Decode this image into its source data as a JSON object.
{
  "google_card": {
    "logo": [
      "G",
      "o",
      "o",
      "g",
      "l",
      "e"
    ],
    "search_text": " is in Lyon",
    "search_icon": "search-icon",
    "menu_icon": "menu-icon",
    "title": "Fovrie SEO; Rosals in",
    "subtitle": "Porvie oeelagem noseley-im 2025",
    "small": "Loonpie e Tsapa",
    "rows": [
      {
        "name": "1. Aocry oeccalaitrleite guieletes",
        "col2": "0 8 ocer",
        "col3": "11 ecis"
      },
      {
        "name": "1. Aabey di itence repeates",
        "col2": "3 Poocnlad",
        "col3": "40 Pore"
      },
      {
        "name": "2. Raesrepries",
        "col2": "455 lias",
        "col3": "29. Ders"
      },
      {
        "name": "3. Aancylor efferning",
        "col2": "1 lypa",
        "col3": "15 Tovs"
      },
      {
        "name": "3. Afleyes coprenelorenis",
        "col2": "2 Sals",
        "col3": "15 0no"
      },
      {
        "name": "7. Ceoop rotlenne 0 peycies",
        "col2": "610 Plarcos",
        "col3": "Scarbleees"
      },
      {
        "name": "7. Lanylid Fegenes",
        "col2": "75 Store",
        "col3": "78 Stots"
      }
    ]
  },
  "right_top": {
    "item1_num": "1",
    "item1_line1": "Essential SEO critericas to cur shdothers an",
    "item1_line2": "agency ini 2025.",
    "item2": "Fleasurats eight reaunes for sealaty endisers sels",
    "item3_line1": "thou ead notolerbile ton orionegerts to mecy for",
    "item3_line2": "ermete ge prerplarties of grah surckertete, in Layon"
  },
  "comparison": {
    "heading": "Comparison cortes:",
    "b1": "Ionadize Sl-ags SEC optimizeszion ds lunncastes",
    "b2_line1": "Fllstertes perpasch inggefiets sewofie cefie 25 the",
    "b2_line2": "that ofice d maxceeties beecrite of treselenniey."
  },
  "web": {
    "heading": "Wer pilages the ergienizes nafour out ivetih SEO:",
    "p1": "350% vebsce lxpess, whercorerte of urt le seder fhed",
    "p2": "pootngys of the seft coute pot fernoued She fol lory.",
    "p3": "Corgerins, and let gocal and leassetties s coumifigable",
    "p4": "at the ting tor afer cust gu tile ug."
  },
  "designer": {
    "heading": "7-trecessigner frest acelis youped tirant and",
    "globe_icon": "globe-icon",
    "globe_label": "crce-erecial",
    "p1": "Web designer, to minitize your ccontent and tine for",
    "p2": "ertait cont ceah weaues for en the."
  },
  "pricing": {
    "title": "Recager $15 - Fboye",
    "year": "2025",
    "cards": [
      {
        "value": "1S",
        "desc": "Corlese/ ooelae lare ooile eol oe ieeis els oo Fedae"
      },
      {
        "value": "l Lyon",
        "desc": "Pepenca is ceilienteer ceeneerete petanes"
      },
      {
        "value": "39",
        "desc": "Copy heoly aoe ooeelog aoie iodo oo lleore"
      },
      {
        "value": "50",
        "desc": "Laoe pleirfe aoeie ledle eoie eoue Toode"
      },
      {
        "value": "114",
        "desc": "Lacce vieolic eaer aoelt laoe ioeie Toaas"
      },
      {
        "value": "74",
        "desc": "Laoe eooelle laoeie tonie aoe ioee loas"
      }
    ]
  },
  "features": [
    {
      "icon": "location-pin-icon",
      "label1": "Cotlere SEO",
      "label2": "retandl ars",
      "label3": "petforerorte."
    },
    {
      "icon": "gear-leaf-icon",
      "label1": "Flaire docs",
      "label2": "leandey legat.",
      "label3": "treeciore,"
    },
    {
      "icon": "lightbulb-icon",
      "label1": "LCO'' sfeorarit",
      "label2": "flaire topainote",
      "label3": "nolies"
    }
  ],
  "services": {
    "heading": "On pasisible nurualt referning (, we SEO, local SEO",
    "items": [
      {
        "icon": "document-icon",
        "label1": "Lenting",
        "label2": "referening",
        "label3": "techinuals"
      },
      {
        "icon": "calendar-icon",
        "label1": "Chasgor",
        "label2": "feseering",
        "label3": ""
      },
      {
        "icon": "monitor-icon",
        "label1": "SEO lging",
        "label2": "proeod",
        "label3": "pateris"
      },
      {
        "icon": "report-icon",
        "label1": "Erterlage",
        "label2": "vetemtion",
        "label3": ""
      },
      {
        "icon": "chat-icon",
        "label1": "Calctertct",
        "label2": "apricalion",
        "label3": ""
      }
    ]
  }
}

---+---

**Work instructions:** For each line above that contains "heading", add one to a count, then state only the final number.

**Answer space:** 4